EXERCISE DIRECTIONS
Restate each entry below without changing a word.

>>>>>

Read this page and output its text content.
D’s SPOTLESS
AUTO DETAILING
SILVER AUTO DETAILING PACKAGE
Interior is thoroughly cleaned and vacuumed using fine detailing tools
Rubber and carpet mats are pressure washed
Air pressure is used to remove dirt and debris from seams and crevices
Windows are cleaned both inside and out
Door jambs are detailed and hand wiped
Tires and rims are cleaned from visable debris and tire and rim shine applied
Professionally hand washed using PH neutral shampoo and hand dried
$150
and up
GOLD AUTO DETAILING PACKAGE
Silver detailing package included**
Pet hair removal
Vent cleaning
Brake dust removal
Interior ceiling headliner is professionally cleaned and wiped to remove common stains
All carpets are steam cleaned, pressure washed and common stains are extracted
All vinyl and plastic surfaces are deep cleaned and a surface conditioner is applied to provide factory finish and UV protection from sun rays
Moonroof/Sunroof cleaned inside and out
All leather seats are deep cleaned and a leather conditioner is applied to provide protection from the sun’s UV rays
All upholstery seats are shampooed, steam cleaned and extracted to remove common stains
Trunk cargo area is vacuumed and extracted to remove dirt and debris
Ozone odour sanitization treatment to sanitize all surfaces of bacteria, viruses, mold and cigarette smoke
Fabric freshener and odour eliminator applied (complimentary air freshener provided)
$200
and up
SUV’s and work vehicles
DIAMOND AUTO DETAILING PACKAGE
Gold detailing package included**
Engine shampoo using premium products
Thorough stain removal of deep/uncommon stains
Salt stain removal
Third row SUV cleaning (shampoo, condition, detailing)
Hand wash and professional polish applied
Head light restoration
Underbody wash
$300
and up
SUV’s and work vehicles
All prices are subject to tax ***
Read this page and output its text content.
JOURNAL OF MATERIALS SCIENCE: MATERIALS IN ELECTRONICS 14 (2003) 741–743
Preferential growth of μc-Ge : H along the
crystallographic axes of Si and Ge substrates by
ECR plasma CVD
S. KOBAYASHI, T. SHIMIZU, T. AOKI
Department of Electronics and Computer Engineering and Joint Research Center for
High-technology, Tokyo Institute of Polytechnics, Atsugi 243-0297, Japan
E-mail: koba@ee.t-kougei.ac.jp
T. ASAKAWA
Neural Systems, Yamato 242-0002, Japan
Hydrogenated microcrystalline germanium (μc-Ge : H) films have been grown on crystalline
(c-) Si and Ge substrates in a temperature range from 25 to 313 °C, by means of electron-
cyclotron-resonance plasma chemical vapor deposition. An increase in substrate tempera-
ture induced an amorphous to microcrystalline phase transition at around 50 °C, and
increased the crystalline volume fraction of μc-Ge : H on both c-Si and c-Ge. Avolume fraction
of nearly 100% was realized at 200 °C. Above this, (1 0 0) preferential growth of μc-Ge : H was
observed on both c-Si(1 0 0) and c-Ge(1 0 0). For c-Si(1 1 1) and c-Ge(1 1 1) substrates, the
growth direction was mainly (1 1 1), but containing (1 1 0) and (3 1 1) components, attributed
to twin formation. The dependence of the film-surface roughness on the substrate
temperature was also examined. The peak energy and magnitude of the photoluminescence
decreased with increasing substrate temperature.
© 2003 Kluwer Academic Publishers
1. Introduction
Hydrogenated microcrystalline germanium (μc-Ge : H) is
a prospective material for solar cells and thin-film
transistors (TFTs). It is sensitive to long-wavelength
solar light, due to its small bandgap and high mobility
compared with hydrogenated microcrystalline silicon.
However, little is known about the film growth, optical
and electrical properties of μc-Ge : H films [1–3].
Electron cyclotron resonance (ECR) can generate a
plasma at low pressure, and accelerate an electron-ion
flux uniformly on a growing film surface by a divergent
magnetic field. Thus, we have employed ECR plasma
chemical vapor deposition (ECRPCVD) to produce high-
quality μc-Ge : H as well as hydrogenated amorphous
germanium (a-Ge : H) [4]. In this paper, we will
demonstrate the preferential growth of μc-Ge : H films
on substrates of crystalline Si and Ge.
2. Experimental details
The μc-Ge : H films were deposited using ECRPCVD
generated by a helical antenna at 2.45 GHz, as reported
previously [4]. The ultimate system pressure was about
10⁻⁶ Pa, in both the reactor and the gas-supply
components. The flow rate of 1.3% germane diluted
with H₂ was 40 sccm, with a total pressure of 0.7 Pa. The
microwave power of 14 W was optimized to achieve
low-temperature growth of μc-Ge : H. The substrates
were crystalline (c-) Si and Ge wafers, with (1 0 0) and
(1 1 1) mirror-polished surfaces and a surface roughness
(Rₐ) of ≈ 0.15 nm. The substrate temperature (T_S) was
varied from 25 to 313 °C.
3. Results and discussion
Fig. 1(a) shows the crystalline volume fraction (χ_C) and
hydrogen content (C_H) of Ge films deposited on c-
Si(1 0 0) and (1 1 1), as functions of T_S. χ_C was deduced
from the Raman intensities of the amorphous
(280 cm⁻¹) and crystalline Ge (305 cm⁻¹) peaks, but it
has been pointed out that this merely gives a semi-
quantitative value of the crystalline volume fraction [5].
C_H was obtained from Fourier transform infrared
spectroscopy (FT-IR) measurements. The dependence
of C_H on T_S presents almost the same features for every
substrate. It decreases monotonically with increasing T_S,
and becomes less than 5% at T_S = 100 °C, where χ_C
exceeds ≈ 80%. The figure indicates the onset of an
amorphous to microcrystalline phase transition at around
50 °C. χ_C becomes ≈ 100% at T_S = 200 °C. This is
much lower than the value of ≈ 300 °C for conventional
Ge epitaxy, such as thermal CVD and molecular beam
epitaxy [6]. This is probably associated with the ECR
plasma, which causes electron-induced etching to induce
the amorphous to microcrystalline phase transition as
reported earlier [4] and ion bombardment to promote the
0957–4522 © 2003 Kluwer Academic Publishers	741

<<<<<

YOUR RESPONSE
Read this page and output its text content.
D’s SPOTLESS
AUTO DETAILING
SILVER AUTO DETAILING PACKAGE
Interior is thoroughly cleaned and vacuumed using fine detailing tools
Rubber and carpet mats are pressure washed
Air pressure is used to remove dirt and debris from seams and crevices
Windows are cleaned both inside and out
Door jambs are detailed and hand wiped
Tires and rims are cleaned from visable debris and tire and rim shine applied
Professionally hand washed using PH neutral shampoo and hand dried
$150
and up
GOLD AUTO DETAILING PACKAGE
Silver detailing package included**
Pet hair removal
Vent cleaning
Brake dust removal
Interior ceiling headliner is professionally cleaned and wiped to remove common stains
All carpets are steam cleaned, pressure washed and common stains are extracted
All vinyl and plastic surfaces are deep cleaned and a surface conditioner is applied to provide factory finish and UV protection from sun rays
Moonroof/Sunroof cleaned inside and out
All leather seats are deep cleaned and a leather conditioner is applied to provide protection from the sun’s UV rays
All upholstery seats are shampooed, steam cleaned and extracted to remove common stains
Trunk cargo area is vacuumed and extracted to remove dirt and debris
Ozone odour sanitization treatment to sanitize all surfaces of bacteria, viruses, mold and cigarette smoke
Fabric freshener and odour eliminator applied (complimentary air freshener provided)
$200
and up
SUV’s and work vehicles
DIAMOND AUTO DETAILING PACKAGE
Gold detailing package included**
Engine shampoo using premium products
Thorough stain removal of deep/uncommon stains
Salt stain removal
Third row SUV cleaning (shampoo, condition, detailing)
Hand wash and professional polish applied
Head light restoration
Underbody wash
$300
and up
SUV’s and work vehicles
All prices are subject to tax ***
Read this page and output its text content.
JOURNAL OF MATERIALS SCIENCE: MATERIALS IN ELECTRONICS 14 (2003) 741–743
Preferential growth of μc-Ge : H along the
crystallographic axes of Si and Ge substrates by
ECR plasma CVD
S. KOBAYASHI, T. SHIMIZU, T. AOKI
Department of Electronics and Computer Engineering and Joint Research Center for
High-technology, Tokyo Institute of Polytechnics, Atsugi 243-0297, Japan
E-mail: koba@ee.t-kougei.ac.jp
T. ASAKAWA
Neural Systems, Yamato 242-0002, Japan
Hydrogenated microcrystalline germanium (μc-Ge : H) films have been grown on crystalline
(c-) Si and Ge substrates in a temperature range from 25 to 313 °C, by means of electron-
cyclotron-resonance plasma chemical vapor deposition. An increase in substrate tempera-
ture induced an amorphous to microcrystalline phase transition at around 50 °C, and
increased the crystalline volume fraction of μc-Ge : H on both c-Si and c-Ge. Avolume fraction
of nearly 100% was realized at 200 °C. Above this, (1 0 0) preferential growth of μc-Ge : H was
observed on both c-Si(1 0 0) and c-Ge(1 0 0). For c-Si(1 1 1) and c-Ge(1 1 1) substrates, the
growth direction was mainly (1 1 1), but containing (1 1 0) and (3 1 1) components, attributed
to twin formation. The dependence of the film-surface roughness on the substrate
temperature was also examined. The peak energy and magnitude of the photoluminescence
decreased with increasing substrate temperature.
© 2003 Kluwer Academic Publishers
1. Introduction
Hydrogenated microcrystalline germanium (μc-Ge : H) is
a prospective material for solar cells and thin-film
transistors (TFTs). It is sensitive to long-wavelength
solar light, due to its small bandgap and high mobility
compared with hydrogenated microcrystalline silicon.
However, little is known about the film growth, optical
and electrical properties of μc-Ge : H films [1–3].
Electron cyclotron resonance (ECR) can generate a
plasma at low pressure, and accelerate an electron-ion
flux uniformly on a growing film surface by a divergent
magnetic field. Thus, we have employed ECR plasma
chemical vapor deposition (ECRPCVD) to produce high-
quality μc-Ge : H as well as hydrogenated amorphous
germanium (a-Ge : H) [4]. In this paper, we will
demonstrate the preferential growth of μc-Ge : H films
on substrates of crystalline Si and Ge.
2. Experimental details
The μc-Ge : H films were deposited using ECRPCVD
generated by a helical antenna at 2.45 GHz, as reported
previously [4]. The ultimate system pressure was about
10⁻⁶ Pa, in both the reactor and the gas-supply
components. The flow rate of 1.3% germane diluted
with H₂ was 40 sccm, with a total pressure of 0.7 Pa. The
microwave power of 14 W was optimized to achieve
low-temperature growth of μc-Ge : H. The substrates
were crystalline (c-) Si and Ge wafers, with (1 0 0) and
(1 1 1) mirror-polished surfaces and a surface roughness
(Rₐ) of ≈ 0.15 nm. The substrate temperature (T_S) was
varied from 25 to 313 °C.
3. Results and discussion
Fig. 1(a) shows the crystalline volume fraction (χ_C) and
hydrogen content (C_H) of Ge films deposited on c-
Si(1 0 0) and (1 1 1), as functions of T_S. χ_C was deduced
from the Raman intensities of the amorphous
(280 cm⁻¹) and crystalline Ge (305 cm⁻¹) peaks, but it
has been pointed out that this merely gives a semi-
quantitative value of the crystalline volume fraction [5].
C_H was obtained from Fourier transform infrared
spectroscopy (FT-IR) measurements. The dependence
of C_H on T_S presents almost the same features for every
substrate. It decreases monotonically with increasing T_S,
and becomes less than 5% at T_S = 100 °C, where χ_C
exceeds ≈ 80%. The figure indicates the onset of an
amorphous to microcrystalline phase transition at around
50 °C. χ_C becomes ≈ 100% at T_S = 200 °C. This is
much lower than the value of ≈ 300 °C for conventional
Ge epitaxy, such as thermal CVD and molecular beam
epitaxy [6]. This is probably associated with the ECR
plasma, which causes electron-induced etching to induce
the amorphous to microcrystalline phase transition as
reported earlier [4] and ion bombardment to promote the
0957–4522 © 2003 Kluwer Academic Publishers	741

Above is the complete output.